* START *

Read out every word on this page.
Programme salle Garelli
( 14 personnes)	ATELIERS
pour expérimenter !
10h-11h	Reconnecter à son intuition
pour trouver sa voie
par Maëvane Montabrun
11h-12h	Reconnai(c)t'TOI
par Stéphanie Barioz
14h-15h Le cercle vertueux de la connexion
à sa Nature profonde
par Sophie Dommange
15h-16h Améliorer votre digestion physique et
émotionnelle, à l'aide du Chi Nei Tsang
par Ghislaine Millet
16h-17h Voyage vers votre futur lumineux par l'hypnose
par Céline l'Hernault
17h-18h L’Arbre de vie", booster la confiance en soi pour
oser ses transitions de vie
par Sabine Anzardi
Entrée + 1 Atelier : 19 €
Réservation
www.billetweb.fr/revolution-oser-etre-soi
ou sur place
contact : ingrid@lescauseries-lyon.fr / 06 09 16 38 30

* END *

#### Task details
Repeat every entry exactly as written above.

#### Worked solution
Read out every word on this page.
Programme salle Garelli
( 14 personnes)	ATELIERS
pour expérimenter !
10h-11h	Reconnecter à son intuition
pour trouver sa voie
par Maëvane Montabrun
11h-12h	Reconnai(c)t'TOI
par Stéphanie Barioz
14h-15h Le cercle vertueux de la connexion
à sa Nature profonde
par Sophie Dommange
15h-16h Améliorer votre digestion physique et
émotionnelle, à l'aide du Chi Nei Tsang
par Ghislaine Millet
16h-17h Voyage vers votre futur lumineux par l'hypnose
par Céline l'Hernault
17h-18h L’Arbre de vie", booster la confiance en soi pour
oser ses transitions de vie
par Sabine Anzardi
Entrée + 1 Atelier : 19 €
Réservation
www.billetweb.fr/revolution-oser-etre-soi
ou sur place
contact : ingrid@lescauseries-lyon.fr / 06 09 16 38 30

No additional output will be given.